▸ **INPUT**
** begin **

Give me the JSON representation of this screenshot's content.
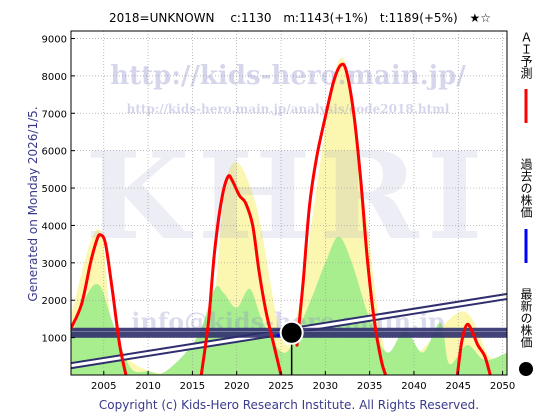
{
  "header": {
    "code": "2018=UNKNOWN",
    "c": "c:1130",
    "m": "m:1143(+1%)",
    "t": "t:1189(+5%)",
    "stars": "★☆"
  },
  "side_text": "Generated on Monday 2026/1/5.",
  "footer": "Copyright (c) Kids-Hero Research Institute. All Rights Reserved.",
  "watermarks": {
    "url": "http://kids-hero.main.jp/",
    "analysis_url": "http://kids-hero.main.jp/analysis/code2018.html",
    "logo": "KHRI",
    "email": "info@kids-hero.main.jp"
  },
  "legend": [
    {
      "label": "ＡＩ予測",
      "color": "#ff0000",
      "kind": "line"
    },
    {
      "label": "過去の株価",
      "color": "#0000ff",
      "kind": "line"
    },
    {
      "label": "最新の株価",
      "color": "#000000",
      "kind": "dot"
    }
  ],
  "chart_data": {
    "type": "line",
    "x_ticks": [
      "2005",
      "2010",
      "2015",
      "2020",
      "2025",
      "2030",
      "2035",
      "2040",
      "2045",
      "2050"
    ],
    "y_ticks": [
      "1000",
      "2000",
      "3000",
      "4000",
      "5000",
      "6000",
      "7000",
      "8000",
      "9000"
    ],
    "xlim": [
      2001.3,
      2050.5
    ],
    "ylim": [
      0,
      9200
    ],
    "grid": true,
    "series": [
      {
        "name": "ＡＩ予測",
        "color": "#ff0000",
        "segments": [
          [
            [
              2001.3,
              1250
            ],
            [
              2002.5,
              1900
            ],
            [
              2003.5,
              3000
            ],
            [
              2004.2,
              3600
            ],
            [
              2004.6,
              3750
            ],
            [
              2005.2,
              3500
            ],
            [
              2006,
              2200
            ],
            [
              2006.8,
              800
            ],
            [
              2007.5,
              0
            ]
          ],
          [
            [
              2016,
              0
            ],
            [
              2016.8,
              1400
            ],
            [
              2017.5,
              3300
            ],
            [
              2018.3,
              4700
            ],
            [
              2019,
              5300
            ],
            [
              2019.5,
              5200
            ],
            [
              2020.3,
              4800
            ],
            [
              2021,
              4600
            ],
            [
              2021.8,
              4000
            ],
            [
              2022.5,
              2800
            ],
            [
              2023.3,
              1700
            ],
            [
              2024.2,
              800
            ],
            [
              2025,
              0
            ]
          ],
          [
            [
              2026.8,
              800
            ],
            [
              2027.5,
              2500
            ],
            [
              2028.2,
              4500
            ],
            [
              2029,
              5800
            ],
            [
              2030,
              6900
            ],
            [
              2031,
              7900
            ],
            [
              2031.8,
              8300
            ],
            [
              2032.4,
              8100
            ],
            [
              2033.2,
              7000
            ],
            [
              2034,
              5200
            ],
            [
              2034.7,
              3200
            ],
            [
              2035.5,
              1500
            ],
            [
              2036.3,
              400
            ],
            [
              2036.8,
              0
            ]
          ],
          [
            [
              2044.9,
              0
            ],
            [
              2045.4,
              900
            ],
            [
              2046,
              1350
            ],
            [
              2046.6,
              1150
            ],
            [
              2047.2,
              800
            ],
            [
              2048,
              500
            ],
            [
              2048.6,
              0
            ]
          ]
        ]
      },
      {
        "name": "過去の株価",
        "color": "#0000ff",
        "points": [
          [
            2024.5,
            1050
          ],
          [
            2025.5,
            1110
          ],
          [
            2026.2,
            1130
          ]
        ]
      }
    ],
    "bands": {
      "yellow_upper": [
        [
          2001.3,
          1600
        ],
        [
          2004.5,
          3900
        ],
        [
          2007,
          600
        ],
        [
          2016,
          500
        ],
        [
          2019,
          5400
        ],
        [
          2022,
          4700
        ],
        [
          2025,
          1100
        ],
        [
          2027,
          1800
        ],
        [
          2031.5,
          8400
        ],
        [
          2034,
          5300
        ],
        [
          2036.8,
          600
        ],
        [
          2040,
          500
        ],
        [
          2045.5,
          1700
        ],
        [
          2048.5,
          500
        ],
        [
          2050.5,
          400
        ]
      ],
      "green_upper": [
        [
          2001.3,
          1000
        ],
        [
          2003,
          2100
        ],
        [
          2004.5,
          2400
        ],
        [
          2006,
          1400
        ],
        [
          2008,
          200
        ],
        [
          2010,
          100
        ],
        [
          2012,
          100
        ],
        [
          2015.5,
          1000
        ],
        [
          2017.5,
          2300
        ],
        [
          2018.5,
          2200
        ],
        [
          2020,
          1800
        ],
        [
          2021.5,
          2300
        ],
        [
          2023,
          1400
        ],
        [
          2025.5,
          600
        ],
        [
          2028,
          1800
        ],
        [
          2030,
          3000
        ],
        [
          2031.5,
          3700
        ],
        [
          2033,
          3000
        ],
        [
          2035,
          1500
        ],
        [
          2037,
          600
        ],
        [
          2039,
          1200
        ],
        [
          2041,
          600
        ],
        [
          2043,
          1400
        ],
        [
          2044,
          300
        ],
        [
          2046,
          800
        ],
        [
          2048,
          400
        ],
        [
          2050.5,
          600
        ]
      ]
    },
    "trend": {
      "start": [
        2001.3,
        250
      ],
      "end": [
        2050.5,
        2100
      ]
    },
    "current_price": {
      "x": 2026.2,
      "y": 1130
    },
    "level_band": 1130
  }
}
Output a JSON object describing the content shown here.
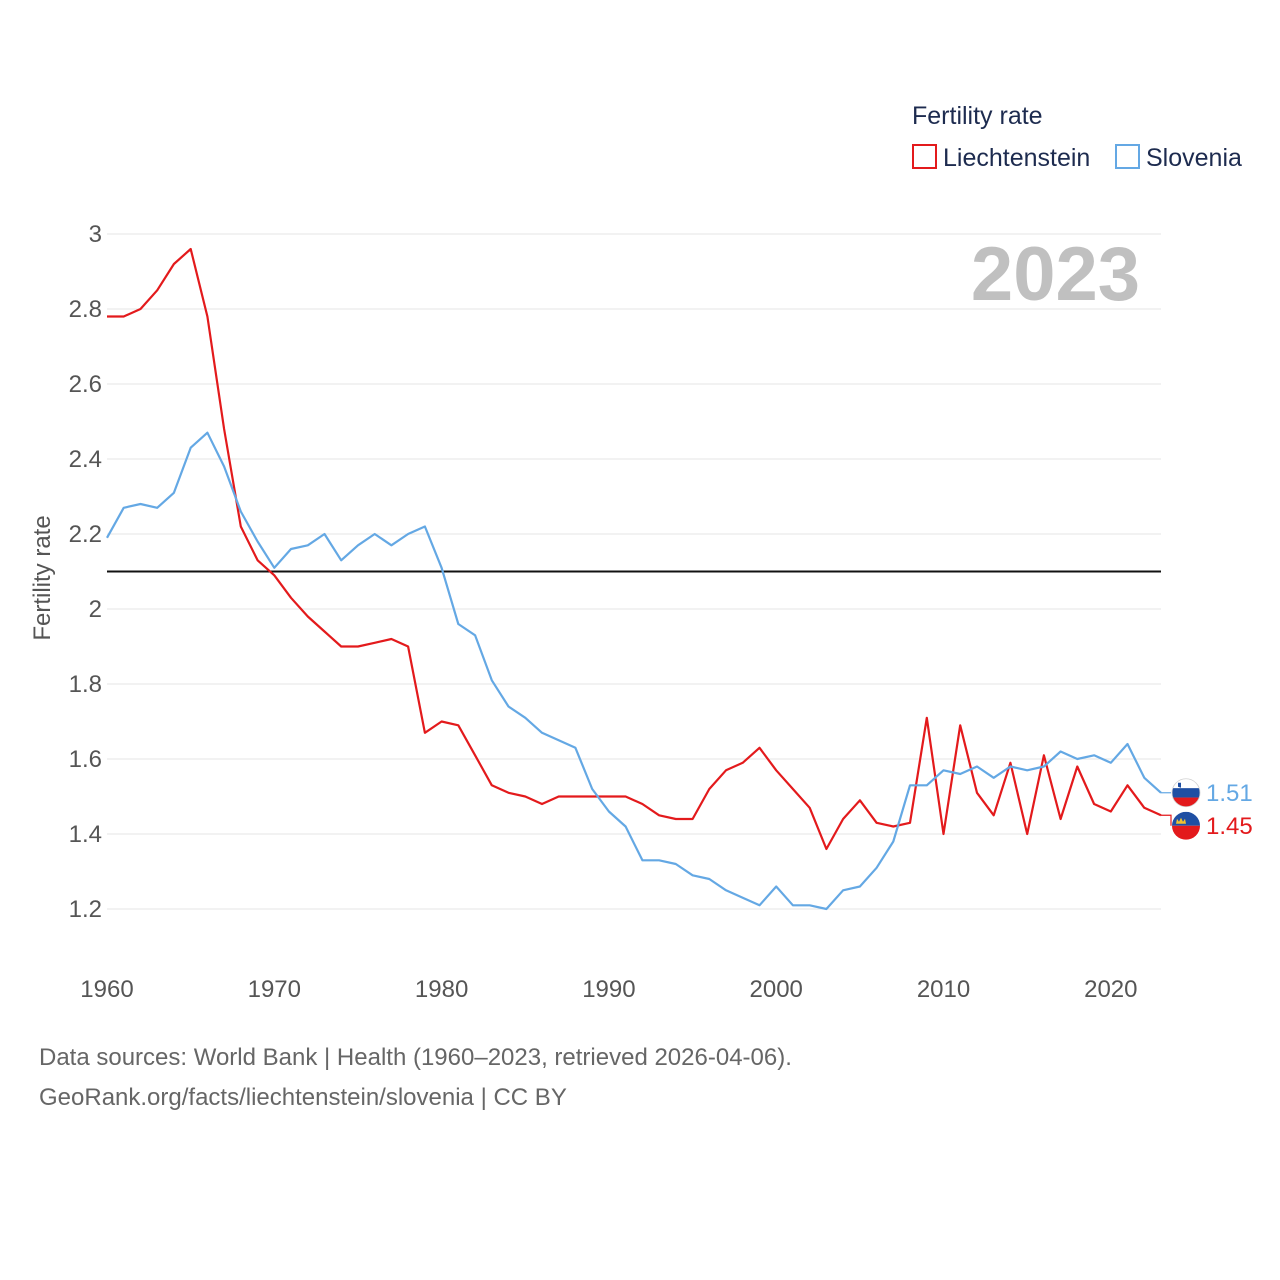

** end **

▸ **WHAT YOU ARE ASKED TO DO**
Set down every record once more, word for word, without pictures.

▸ **OUTPUT OF THE TASK**
Give me the JSON representation of this screenshot's content.
{
  "header": {
    "code": "2018=UNKNOWN",
    "c": "c:1130",
    "m": "m:1143(+1%)",
    "t": "t:1189(+5%)",
    "stars": "★☆"
  },
  "side_text": "Generated on Monday 2026/1/5.",
  "footer": "Copyright (c) Kids-Hero Research Institute. All Rights Reserved.",
  "watermarks": {
    "url": "http://kids-hero.main.jp/",
    "analysis_url": "http://kids-hero.main.jp/analysis/code2018.html",
    "logo": "KHRI",
    "email": "info@kids-hero.main.jp"
  },
  "legend": [
    {
      "label": "ＡＩ予測",
      "color": "#ff0000",
      "kind": "line"
    },
    {
      "label": "過去の株価",
      "color": "#0000ff",
      "kind": "line"
    },
    {
      "label": "最新の株価",
      "color": "#000000",
      "kind": "dot"
    }
  ],
  "chart_data": {
    "type": "line",
    "x_ticks": [
      "2005",
      "2010",
      "2015",
      "2020",
      "2025",
      "2030",
      "2035",
      "2040",
      "2045",
      "2050"
    ],
    "y_ticks": [
      "1000",
      "2000",
      "3000",
      "4000",
      "5000",
      "6000",
      "7000",
      "8000",
      "9000"
    ],
    "xlim": [
      2001.3,
      2050.5
    ],
    "ylim": [
      0,
      9200
    ],
    "grid": true,
    "series": [
      {
        "name": "ＡＩ予測",
        "color": "#ff0000",
        "segments": [
          [
            [
              2001.3,
              1250
            ],
            [
              2002.5,
              1900
            ],
            [
              2003.5,
              3000
            ],
            [
              2004.2,
              3600
            ],
            [
              2004.6,
              3750
            ],
            [
              2005.2,
              3500
            ],
            [
              2006,
              2200
            ],
            [
              2006.8,
              800
            ],
            [
              2007.5,
              0
            ]
          ],
          [
            [
              2016,
              0
            ],
            [
              2016.8,
              1400
            ],
            [
              2017.5,
              3300
            ],
            [
              2018.3,
              4700
            ],
            [
              2019,
              5300
            ],
            [
              2019.5,
              5200
            ],
            [
              2020.3,
              4800
            ],
            [
              2021,
              4600
            ],
            [
              2021.8,
              4000
            ],
            [
              2022.5,
              2800
            ],
            [
              2023.3,
              1700
            ],
            [
              2024.2,
              800
            ],
            [
              2025,
              0
            ]
          ],
          [
            [
              2026.8,
              800
            ],
            [
              2027.5,
              2500
            ],
            [
              2028.2,
              4500
            ],
            [
              2029,
              5800
            ],
            [
              2030,
              6900
            ],
            [
              2031,
              7900
            ],
            [
              2031.8,
              8300
            ],
            [
              2032.4,
              8100
            ],
            [
              2033.2,
              7000
            ],
            [
              2034,
              5200
            ],
            [
              2034.7,
              3200
            ],
            [
              2035.5,
              1500
            ],
            [
              2036.3,
              400
            ],
            [
              2036.8,
              0
            ]
          ],
          [
            [
              2044.9,
              0
            ],
            [
              2045.4,
              900
            ],
            [
              2046,
              1350
            ],
            [
              2046.6,
              1150
            ],
            [
              2047.2,
              800
            ],
            [
              2048,
              500
            ],
            [
              2048.6,
              0
            ]
          ]
        ]
      },
      {
        "name": "過去の株価",
        "color": "#0000ff",
        "points": [
          [
            2024.5,
            1050
          ],
          [
            2025.5,
            1110
          ],
          [
            2026.2,
            1130
          ]
        ]
      }
    ],
    "bands": {
      "yellow_upper": [
        [
          2001.3,
          1600
        ],
        [
          2004.5,
          3900
        ],
        [
          2007,
          600
        ],
        [
          2016,
          500
        ],
        [
          2019,
          5400
        ],
        [
          2022,
          4700
        ],
        [
          2025,
          1100
        ],
        [
          2027,
          1800
        ],
        [
          2031.5,
          8400
        ],
        [
          2034,
          5300
        ],
        [
          2036.8,
          600
        ],
        [
          2040,
          500
        ],
        [
          2045.5,
          1700
        ],
        [
          2048.5,
          500
        ],
        [
          2050.5,
          400
        ]
      ],
      "green_upper": [
        [
          2001.3,
          1000
        ],
        [
          2003,
          2100
        ],
        [
          2004.5,
          2400
        ],
        [
          2006,
          1400
        ],
        [
          2008,
          200
        ],
        [
          2010,
          100
        ],
        [
          2012,
          100
        ],
        [
          2015.5,
          1000
        ],
        [
          2017.5,
          2300
        ],
        [
          2018.5,
          2200
        ],
        [
          2020,
          1800
        ],
        [
          2021.5,
          2300
        ],
        [
          2023,
          1400
        ],
        [
          2025.5,
          600
        ],
        [
          2028,
          1800
        ],
        [
          2030,
          3000
        ],
        [
          2031.5,
          3700
        ],
        [
          2033,
          3000
        ],
        [
          2035,
          1500
        ],
        [
          2037,
          600
        ],
        [
          2039,
          1200
        ],
        [
          2041,
          600
        ],
        [
          2043,
          1400
        ],
        [
          2044,
          300
        ],
        [
          2046,
          800
        ],
        [
          2048,
          400
        ],
        [
          2050.5,
          600
        ]
      ]
    },
    "trend": {
      "start": [
        2001.3,
        250
      ],
      "end": [
        2050.5,
        2100
      ]
    },
    "current_price": {
      "x": 2026.2,
      "y": 1130
    },
    "level_band": 1130
  }
}
Output a JSON object describing the content shown here.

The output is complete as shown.